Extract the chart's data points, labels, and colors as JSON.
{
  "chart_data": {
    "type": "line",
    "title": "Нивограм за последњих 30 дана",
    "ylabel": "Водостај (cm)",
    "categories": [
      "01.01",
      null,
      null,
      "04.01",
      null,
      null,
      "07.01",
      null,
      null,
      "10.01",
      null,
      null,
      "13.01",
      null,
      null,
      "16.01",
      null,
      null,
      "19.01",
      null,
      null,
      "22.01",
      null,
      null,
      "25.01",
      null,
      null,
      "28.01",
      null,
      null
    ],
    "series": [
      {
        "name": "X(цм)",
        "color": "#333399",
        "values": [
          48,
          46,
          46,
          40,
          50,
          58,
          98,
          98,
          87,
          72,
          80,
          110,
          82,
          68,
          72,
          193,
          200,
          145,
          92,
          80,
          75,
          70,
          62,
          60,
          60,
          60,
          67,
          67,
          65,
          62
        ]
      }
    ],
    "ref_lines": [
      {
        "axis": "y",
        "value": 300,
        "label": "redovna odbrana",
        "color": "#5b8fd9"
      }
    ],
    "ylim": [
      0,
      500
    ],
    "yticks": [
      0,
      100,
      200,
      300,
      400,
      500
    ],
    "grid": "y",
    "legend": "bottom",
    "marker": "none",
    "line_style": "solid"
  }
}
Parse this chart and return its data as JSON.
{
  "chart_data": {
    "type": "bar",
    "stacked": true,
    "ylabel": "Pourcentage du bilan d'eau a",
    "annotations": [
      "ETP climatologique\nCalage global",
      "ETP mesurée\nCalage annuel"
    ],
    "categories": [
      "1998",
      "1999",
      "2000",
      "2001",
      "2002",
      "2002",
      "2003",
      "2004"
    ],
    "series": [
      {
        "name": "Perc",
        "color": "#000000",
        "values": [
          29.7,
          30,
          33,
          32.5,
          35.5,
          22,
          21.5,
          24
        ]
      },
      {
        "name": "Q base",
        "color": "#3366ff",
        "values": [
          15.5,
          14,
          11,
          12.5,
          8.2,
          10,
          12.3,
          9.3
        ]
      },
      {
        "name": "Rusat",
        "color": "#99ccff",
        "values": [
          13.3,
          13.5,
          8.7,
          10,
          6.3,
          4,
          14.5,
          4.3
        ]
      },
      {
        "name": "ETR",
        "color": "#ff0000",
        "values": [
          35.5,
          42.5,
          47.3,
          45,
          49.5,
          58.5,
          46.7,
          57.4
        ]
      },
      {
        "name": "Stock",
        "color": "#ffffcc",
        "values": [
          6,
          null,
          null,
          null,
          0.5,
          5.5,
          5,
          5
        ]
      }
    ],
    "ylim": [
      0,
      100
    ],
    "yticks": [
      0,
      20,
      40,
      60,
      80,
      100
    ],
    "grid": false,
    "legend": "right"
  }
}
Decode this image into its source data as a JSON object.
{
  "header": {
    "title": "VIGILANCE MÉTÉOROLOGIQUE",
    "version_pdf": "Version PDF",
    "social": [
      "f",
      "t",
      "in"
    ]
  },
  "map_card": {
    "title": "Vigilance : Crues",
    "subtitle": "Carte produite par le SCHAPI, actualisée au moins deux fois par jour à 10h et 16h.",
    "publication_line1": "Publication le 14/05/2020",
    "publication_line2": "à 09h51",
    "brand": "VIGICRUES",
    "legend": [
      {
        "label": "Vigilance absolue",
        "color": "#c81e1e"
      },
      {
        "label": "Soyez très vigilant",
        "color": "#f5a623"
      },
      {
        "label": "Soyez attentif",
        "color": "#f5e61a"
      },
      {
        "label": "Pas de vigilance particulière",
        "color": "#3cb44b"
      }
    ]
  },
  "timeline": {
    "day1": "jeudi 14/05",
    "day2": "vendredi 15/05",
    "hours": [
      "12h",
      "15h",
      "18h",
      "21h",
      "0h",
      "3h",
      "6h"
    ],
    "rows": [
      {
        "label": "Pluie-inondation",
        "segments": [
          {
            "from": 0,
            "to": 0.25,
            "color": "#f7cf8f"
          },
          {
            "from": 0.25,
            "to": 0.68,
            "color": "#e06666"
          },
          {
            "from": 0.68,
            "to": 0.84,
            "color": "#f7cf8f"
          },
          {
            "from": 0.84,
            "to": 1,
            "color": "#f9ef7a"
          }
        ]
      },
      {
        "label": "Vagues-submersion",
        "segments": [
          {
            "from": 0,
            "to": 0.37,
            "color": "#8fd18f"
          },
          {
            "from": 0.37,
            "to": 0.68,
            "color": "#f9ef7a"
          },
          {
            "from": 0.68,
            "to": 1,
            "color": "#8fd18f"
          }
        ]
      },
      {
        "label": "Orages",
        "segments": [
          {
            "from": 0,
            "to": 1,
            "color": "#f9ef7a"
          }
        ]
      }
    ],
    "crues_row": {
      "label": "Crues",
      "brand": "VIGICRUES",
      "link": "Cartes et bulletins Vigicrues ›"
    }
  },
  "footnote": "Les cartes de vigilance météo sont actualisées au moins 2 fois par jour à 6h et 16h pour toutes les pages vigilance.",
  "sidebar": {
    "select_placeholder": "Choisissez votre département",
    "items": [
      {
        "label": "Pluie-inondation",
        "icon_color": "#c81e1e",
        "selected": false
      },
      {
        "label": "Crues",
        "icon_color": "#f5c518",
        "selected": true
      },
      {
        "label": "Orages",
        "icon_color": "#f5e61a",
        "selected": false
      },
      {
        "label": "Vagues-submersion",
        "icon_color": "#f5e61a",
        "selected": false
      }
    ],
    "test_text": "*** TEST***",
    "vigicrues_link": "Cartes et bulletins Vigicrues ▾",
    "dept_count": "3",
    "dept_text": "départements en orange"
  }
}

#####

Work to do: Your task is to quote all of the data word for word.

Task result:
Extract the chart's data points, labels, and colors as JSON.
{
  "chart_data": {
    "type": "line",
    "title": "Нивограм за последњих 30 дана",
    "ylabel": "Водостај (cm)",
    "categories": [
      "01.01",
      null,
      null,
      "04.01",
      null,
      null,
      "07.01",
      null,
      null,
      "10.01",
      null,
      null,
      "13.01",
      null,
      null,
      "16.01",
      null,
      null,
      "19.01",
      null,
      null,
      "22.01",
      null,
      null,
      "25.01",
      null,
      null,
      "28.01",
      null,
      null
    ],
    "series": [
      {
        "name": "X(цм)",
        "color": "#333399",
        "values": [
          48,
          46,
          46,
          40,
          50,
          58,
          98,
          98,
          87,
          72,
          80,
          110,
          82,
          68,
          72,
          193,
          200,
          145,
          92,
          80,
          75,
          70,
          62,
          60,
          60,
          60,
          67,
          67,
          65,
          62
        ]
      }
    ],
    "ref_lines": [
      {
        "axis": "y",
        "value": 300,
        "label": "redovna odbrana",
        "color": "#5b8fd9"
      }
    ],
    "ylim": [
      0,
      500
    ],
    "yticks": [
      0,
      100,
      200,
      300,
      400,
      500
    ],
    "grid": "y",
    "legend": "bottom",
    "marker": "none",
    "line_style": "solid"
  }
}
Parse this chart and return its data as JSON.
{
  "chart_data": {
    "type": "bar",
    "stacked": true,
    "ylabel": "Pourcentage du bilan d'eau a",
    "annotations": [
      "ETP climatologique\nCalage global",
      "ETP mesurée\nCalage annuel"
    ],
    "categories": [
      "1998",
      "1999",
      "2000",
      "2001",
      "2002",
      "2002",
      "2003",
      "2004"
    ],
    "series": [
      {
        "name": "Perc",
        "color": "#000000",
        "values": [
          29.7,
          30,
          33,
          32.5,
          35.5,
          22,
          21.5,
          24
        ]
      },
      {
        "name": "Q base",
        "color": "#3366ff",
        "values": [
          15.5,
          14,
          11,
          12.5,
          8.2,
          10,
          12.3,
          9.3
        ]
      },
      {
        "name": "Rusat",
        "color": "#99ccff",
        "values": [
          13.3,
          13.5,
          8.7,
          10,
          6.3,
          4,
          14.5,
          4.3
        ]
      },
      {
        "name": "ETR",
        "color": "#ff0000",
        "values": [
          35.5,
          42.5,
          47.3,
          45,
          49.5,
          58.5,
          46.7,
          57.4
        ]
      },
      {
        "name": "Stock",
        "color": "#ffffcc",
        "values": [
          6,
          null,
          null,
          null,
          0.5,
          5.5,
          5,
          5
        ]
      }
    ],
    "ylim": [
      0,
      100
    ],
    "yticks": [
      0,
      20,
      40,
      60,
      80,
      100
    ],
    "grid": false,
    "legend": "right"
  }
}
Decode this image into its source data as a JSON object.
{
  "header": {
    "title": "VIGILANCE MÉTÉOROLOGIQUE",
    "version_pdf": "Version PDF",
    "social": [
      "f",
      "t",
      "in"
    ]
  },
  "map_card": {
    "title": "Vigilance : Crues",
    "subtitle": "Carte produite par le SCHAPI, actualisée au moins deux fois par jour à 10h et 16h.",
    "publication_line1": "Publication le 14/05/2020",
    "publication_line2": "à 09h51",
    "brand": "VIGICRUES",
    "legend": [
      {
        "label": "Vigilance absolue",
        "color": "#c81e1e"
      },
      {
        "label": "Soyez très vigilant",
        "color": "#f5a623"
      },
      {
        "label": "Soyez attentif",
        "color": "#f5e61a"
      },
      {
        "label": "Pas de vigilance particulière",
        "color": "#3cb44b"
      }
    ]
  },
  "timeline": {
    "day1": "jeudi 14/05",
    "day2": "vendredi 15/05",
    "hours": [
      "12h",
      "15h",
      "18h",
      "21h",
      "0h",
      "3h",
      "6h"
    ],
    "rows": [
      {
        "label": "Pluie-inondation",
        "segments": [
          {
            "from": 0,
            "to": 0.25,
            "color": "#f7cf8f"
          },
          {
            "from": 0.25,
            "to": 0.68,
            "color": "#e06666"
          },
          {
            "from": 0.68,
            "to": 0.84,
            "color": "#f7cf8f"
          },
          {
            "from": 0.84,
            "to": 1,
            "color": "#f9ef7a"
          }
        ]
      },
      {
        "label": "Vagues-submersion",
        "segments": [
          {
            "from": 0,
            "to": 0.37,
            "color": "#8fd18f"
          },
          {
            "from": 0.37,
            "to": 0.68,
            "color": "#f9ef7a"
          },
          {
            "from": 0.68,
            "to": 1,
            "color": "#8fd18f"
          }
        ]
      },
      {
        "label": "Orages",
        "segments": [
          {
            "from": 0,
            "to": 1,
            "color": "#f9ef7a"
          }
        ]
      }
    ],
    "crues_row": {
      "label": "Crues",
      "brand": "VIGICRUES",
      "link": "Cartes et bulletins Vigicrues ›"
    }
  },
  "footnote": "Les cartes de vigilance météo sont actualisées au moins 2 fois par jour à 6h et 16h pour toutes les pages vigilance.",
  "sidebar": {
    "select_placeholder": "Choisissez votre département",
    "items": [
      {
        "label": "Pluie-inondation",
        "icon_color": "#c81e1e",
        "selected": false
      },
      {
        "label": "Crues",
        "icon_color": "#f5c518",
        "selected": true
      },
      {
        "label": "Orages",
        "icon_color": "#f5e61a",
        "selected": false
      },
      {
        "label": "Vagues-submersion",
        "icon_color": "#f5e61a",
        "selected": false
      }
    ],
    "test_text": "*** TEST***",
    "vigicrues_link": "Cartes et bulletins Vigicrues ▾",
    "dept_count": "3",
    "dept_text": "départements en orange"
  }
}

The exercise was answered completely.